Saved data entries
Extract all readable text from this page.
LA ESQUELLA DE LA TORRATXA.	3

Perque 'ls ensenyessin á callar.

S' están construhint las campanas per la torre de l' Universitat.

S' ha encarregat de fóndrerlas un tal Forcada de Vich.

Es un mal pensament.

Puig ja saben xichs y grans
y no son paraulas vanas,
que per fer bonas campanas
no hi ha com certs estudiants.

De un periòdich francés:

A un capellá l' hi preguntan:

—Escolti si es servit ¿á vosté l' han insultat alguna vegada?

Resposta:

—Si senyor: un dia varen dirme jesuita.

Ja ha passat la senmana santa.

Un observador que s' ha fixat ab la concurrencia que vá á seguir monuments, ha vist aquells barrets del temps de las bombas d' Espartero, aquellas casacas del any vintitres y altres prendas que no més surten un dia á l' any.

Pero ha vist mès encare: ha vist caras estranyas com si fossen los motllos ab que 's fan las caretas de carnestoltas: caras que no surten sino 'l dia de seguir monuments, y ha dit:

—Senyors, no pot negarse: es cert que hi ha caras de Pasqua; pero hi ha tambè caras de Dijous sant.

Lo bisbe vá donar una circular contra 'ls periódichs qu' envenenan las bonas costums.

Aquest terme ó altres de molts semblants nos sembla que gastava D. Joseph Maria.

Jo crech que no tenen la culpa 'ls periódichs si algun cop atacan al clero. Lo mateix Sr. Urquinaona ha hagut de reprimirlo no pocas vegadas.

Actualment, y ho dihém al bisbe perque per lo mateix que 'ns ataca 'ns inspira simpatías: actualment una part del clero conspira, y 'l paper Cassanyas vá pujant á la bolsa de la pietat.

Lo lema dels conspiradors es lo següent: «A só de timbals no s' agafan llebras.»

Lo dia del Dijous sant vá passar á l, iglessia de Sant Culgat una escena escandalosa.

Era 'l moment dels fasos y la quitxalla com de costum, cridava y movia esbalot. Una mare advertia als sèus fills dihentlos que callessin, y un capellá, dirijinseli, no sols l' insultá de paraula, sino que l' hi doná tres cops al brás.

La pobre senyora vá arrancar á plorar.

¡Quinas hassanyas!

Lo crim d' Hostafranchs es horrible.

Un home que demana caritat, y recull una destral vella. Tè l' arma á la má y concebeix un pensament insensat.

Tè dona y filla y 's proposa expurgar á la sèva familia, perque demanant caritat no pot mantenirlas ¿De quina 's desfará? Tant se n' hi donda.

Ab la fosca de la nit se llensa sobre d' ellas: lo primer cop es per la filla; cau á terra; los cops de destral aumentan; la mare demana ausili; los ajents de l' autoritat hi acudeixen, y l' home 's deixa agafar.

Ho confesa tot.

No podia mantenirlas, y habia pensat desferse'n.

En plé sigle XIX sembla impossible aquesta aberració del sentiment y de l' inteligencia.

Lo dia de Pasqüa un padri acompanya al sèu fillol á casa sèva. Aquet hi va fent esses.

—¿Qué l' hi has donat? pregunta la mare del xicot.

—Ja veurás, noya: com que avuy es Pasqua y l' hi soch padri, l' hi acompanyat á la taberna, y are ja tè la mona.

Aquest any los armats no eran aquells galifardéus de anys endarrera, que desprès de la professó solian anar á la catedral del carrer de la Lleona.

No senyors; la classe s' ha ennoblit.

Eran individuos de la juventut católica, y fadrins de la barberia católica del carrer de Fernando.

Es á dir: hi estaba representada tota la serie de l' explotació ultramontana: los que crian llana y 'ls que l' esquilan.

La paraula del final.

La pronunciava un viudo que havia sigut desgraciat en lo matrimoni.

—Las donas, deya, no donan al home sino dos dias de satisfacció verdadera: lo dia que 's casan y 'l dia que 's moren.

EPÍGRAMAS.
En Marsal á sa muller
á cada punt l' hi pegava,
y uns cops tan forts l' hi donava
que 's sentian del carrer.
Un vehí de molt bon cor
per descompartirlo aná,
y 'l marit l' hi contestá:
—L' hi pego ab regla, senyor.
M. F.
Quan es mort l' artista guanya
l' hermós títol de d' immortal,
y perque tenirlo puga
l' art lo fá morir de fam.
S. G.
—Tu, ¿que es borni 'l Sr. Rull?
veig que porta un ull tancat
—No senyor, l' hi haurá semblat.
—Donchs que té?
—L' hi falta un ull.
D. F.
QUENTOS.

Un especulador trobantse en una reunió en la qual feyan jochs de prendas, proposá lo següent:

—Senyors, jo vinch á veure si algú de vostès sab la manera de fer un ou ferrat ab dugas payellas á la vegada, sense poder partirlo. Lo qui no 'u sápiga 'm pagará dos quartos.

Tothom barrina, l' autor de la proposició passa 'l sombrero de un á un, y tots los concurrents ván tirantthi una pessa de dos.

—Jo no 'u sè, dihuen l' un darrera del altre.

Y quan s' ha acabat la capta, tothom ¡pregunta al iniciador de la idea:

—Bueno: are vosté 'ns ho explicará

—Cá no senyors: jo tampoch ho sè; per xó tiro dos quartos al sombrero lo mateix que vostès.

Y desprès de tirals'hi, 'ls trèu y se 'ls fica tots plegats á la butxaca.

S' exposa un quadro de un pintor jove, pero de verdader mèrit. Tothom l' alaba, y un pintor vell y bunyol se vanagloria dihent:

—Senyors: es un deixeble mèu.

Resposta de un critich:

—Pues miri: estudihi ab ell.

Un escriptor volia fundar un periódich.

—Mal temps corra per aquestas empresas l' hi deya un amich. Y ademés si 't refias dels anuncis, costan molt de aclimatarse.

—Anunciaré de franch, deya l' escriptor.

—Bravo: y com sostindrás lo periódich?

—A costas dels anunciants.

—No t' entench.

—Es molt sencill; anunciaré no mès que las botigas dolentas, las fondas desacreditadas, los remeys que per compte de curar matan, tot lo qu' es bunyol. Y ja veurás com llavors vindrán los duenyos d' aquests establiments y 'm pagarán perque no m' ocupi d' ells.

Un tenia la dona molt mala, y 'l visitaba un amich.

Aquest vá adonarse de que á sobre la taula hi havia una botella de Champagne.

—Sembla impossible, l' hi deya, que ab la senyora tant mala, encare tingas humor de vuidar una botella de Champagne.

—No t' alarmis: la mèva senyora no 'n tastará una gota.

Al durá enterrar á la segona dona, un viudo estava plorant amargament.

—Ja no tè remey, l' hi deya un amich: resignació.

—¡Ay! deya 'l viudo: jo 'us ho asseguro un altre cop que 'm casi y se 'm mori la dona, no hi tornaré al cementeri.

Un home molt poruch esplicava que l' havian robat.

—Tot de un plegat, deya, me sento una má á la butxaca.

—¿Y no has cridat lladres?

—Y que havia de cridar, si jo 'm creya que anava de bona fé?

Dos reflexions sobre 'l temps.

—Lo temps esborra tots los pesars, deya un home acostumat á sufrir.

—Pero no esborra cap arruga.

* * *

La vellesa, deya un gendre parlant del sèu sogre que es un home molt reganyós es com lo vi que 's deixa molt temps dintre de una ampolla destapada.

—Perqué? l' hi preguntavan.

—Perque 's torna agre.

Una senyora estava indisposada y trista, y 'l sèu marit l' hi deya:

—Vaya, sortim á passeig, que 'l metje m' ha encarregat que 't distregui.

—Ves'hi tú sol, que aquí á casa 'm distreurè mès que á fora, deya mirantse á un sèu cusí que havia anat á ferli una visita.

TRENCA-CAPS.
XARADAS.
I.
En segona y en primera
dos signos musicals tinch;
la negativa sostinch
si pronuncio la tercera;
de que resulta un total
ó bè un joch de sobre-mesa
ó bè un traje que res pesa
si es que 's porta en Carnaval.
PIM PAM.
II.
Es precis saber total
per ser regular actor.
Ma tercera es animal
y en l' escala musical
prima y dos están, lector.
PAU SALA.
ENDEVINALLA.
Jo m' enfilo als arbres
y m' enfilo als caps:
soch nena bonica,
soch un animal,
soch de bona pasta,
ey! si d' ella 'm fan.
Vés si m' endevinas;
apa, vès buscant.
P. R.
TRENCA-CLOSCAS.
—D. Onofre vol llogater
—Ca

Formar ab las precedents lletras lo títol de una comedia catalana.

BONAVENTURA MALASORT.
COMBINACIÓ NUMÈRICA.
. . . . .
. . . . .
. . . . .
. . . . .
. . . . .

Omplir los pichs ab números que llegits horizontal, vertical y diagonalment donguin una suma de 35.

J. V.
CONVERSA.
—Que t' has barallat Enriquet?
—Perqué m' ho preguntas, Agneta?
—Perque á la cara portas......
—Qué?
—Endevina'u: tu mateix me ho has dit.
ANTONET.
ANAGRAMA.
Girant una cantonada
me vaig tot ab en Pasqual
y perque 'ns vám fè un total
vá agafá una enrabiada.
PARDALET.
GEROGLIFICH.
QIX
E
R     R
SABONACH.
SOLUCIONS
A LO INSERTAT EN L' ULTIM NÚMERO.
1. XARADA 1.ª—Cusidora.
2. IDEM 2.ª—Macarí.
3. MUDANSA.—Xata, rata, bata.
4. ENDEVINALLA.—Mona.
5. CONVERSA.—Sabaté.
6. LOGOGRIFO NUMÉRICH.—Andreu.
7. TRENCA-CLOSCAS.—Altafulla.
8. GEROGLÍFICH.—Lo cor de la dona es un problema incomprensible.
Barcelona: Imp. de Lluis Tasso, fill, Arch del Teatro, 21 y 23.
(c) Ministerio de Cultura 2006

• **Exercise aim**: Look through the records and gather each line with the word "CLOSCAS".

• **Task output**:
TRENCA-CLOSCAS.
7. TRENCA-CLOSCAS.—Altafulla.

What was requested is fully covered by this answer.